• **WHAT THE TASK ASKS**
Check each line of the material below for "icon", then copy the ones that contain it.

Data records:

START

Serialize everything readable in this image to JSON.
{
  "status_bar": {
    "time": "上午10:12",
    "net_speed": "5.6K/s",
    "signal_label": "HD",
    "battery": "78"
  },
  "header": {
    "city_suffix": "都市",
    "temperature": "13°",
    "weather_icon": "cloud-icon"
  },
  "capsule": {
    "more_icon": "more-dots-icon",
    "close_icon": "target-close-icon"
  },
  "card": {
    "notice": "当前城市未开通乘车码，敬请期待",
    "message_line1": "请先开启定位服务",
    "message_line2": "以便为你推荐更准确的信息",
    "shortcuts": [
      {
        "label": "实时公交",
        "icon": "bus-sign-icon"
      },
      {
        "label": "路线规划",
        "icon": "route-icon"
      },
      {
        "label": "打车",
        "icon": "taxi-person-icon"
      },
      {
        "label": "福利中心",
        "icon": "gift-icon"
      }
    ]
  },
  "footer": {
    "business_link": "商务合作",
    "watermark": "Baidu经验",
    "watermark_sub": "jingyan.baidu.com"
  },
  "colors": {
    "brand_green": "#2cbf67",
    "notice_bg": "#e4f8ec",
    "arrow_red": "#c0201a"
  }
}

END

• **REPLY**
    "weather_icon": "cloud-icon"
    "more_icon": "more-dots-icon",
    "close_icon": "target-close-icon"
        "icon": "bus-sign-icon"
        "icon": "route-icon"
        "icon": "taxi-person-icon"
        "icon": "gift-icon"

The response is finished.